ARTICLE:
>>>>
Theory: apply_f_until_finished

Parents


Type constants


Term constants


Axioms


Definitions

apply_f_cond_n_times
|- (!finished f x. apply_f_cond_n_times finished f x 0 = x) /\
   (!finished f x n.
     apply_f_cond_n_times finished f x (SUC n) =
     ((finished (apply_f_cond_n_times finished f x n))
      => (apply_f_cond_n_times finished f x n)
      | (f (apply_f_cond_n_times finished f x n))))
apply_f_until_finished
|- !finished f x.
     apply_f_until_finished finished f x =
     (@y. finished y /\ (?n. apply_f_cond_n_times finished f x n = y))

Theorems

FINISHED_IMPLIES_NO_CHANGE
|- !finished f x.
     ?n0.
       finished (apply_f_cond_n_times finished f x n0) ==>
       (!n.
         n0 <= n ==>
         (apply_f_cond_n_times finished f x n =
          apply_f_cond_n_times finished f x n0))
FINISHED_IMPLIES_LOWEST
|- !finished f x.
     ?n.
       finished (apply_f_cond_n_times finished f x n) ==>
       (?!n0. finished (apply_f_cond_n_times finished f x n0))
FINISHED_UNIQUE
|- !finished f x y z.
     (finished z /\ (?n. apply_f_cond_n_times finished f x n = z)) /\
     finished y /\
     (?n. apply_f_cond_n_times finished f x n = y) ==>
     (z = y)
apply_f_until_finished_TERMINATE_CASE
|- !finished f y x.
     finished y /\ (?n. apply_f_cond_n_times finished f x n = y) ==>
     (apply_f_until_finished finished f x = y)
<<<<
DATASET RECORDS:
>>>>
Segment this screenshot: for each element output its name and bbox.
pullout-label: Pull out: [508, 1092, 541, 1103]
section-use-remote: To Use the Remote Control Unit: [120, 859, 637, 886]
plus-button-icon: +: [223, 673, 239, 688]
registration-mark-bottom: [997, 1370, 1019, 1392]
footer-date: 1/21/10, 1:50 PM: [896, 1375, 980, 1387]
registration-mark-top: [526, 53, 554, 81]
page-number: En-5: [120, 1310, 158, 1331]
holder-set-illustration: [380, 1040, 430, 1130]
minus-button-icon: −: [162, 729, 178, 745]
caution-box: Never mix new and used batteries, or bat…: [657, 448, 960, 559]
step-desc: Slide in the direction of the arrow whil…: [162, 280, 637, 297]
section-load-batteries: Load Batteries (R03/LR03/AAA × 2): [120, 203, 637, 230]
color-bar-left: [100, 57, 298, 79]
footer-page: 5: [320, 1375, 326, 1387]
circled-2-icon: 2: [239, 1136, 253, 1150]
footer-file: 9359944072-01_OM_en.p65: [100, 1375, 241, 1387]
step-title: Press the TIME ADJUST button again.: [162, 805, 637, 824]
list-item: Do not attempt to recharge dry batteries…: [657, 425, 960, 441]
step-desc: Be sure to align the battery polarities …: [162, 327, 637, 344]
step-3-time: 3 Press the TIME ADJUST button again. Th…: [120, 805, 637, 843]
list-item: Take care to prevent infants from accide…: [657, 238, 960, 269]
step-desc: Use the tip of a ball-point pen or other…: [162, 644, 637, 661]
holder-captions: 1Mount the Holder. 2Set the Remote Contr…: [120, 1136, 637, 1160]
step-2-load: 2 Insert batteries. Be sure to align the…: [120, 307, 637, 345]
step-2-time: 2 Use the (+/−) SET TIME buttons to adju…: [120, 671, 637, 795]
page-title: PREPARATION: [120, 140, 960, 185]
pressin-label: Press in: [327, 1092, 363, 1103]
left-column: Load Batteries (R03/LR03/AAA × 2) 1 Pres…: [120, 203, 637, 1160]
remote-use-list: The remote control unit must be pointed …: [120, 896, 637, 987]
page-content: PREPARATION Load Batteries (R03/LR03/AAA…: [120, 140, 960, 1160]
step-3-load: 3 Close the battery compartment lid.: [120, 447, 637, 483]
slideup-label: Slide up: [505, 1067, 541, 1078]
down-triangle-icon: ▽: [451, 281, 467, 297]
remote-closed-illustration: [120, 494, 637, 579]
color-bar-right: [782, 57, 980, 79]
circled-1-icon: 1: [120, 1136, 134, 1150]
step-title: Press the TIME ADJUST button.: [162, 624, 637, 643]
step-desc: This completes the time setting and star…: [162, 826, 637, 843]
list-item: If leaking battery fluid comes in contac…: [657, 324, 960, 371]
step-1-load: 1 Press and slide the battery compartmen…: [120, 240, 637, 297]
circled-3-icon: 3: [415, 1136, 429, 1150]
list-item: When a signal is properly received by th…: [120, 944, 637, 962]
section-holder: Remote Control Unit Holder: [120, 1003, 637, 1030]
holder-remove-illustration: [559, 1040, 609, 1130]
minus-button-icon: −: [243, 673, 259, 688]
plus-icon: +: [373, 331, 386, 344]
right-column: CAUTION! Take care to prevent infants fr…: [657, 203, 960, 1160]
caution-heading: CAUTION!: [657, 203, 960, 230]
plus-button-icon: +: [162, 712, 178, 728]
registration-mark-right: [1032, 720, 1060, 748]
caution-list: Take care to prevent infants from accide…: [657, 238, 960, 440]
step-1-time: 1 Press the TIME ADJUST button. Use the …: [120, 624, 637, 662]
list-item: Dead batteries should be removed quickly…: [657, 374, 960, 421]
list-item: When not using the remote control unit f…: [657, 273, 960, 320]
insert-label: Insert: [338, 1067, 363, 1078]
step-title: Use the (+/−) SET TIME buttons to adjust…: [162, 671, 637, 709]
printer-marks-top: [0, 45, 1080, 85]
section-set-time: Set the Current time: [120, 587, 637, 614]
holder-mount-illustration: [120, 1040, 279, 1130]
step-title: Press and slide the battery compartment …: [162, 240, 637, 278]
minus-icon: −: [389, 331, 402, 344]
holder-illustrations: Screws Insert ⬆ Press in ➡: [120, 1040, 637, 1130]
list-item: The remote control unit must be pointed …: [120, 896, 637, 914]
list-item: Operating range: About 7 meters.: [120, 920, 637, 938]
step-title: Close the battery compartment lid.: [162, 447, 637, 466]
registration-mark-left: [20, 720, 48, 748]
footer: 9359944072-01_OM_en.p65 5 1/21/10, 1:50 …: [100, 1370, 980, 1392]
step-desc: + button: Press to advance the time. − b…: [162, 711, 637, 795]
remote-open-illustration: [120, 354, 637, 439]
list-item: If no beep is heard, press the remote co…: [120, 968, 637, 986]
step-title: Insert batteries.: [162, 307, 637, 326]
<<<<
DIRECTIONS FOR THIS TASK: Set down everything in the apply_f_until_finished theory from "finished (apply_f_cond_n_times finished f x n0) ==>" down to "(apply_f_cond_n_times finished f x n0))", copied exactly.

WRITTEN RESPONSE:
finished (apply_f_cond_n_times finished f x n0) ==>
       (!n.
         n0 <= n ==>
         (apply_f_cond_n_times finished f x n =
          apply_f_cond_n_times finished f x n0))
FINISHED_IMPLIES_LOWEST
|- !finished f x.
     ?n.
       finished (apply_f_cond_n_times finished f x n) ==>
       (?!n0. finished (apply_f_cond_n_times finished f x n0))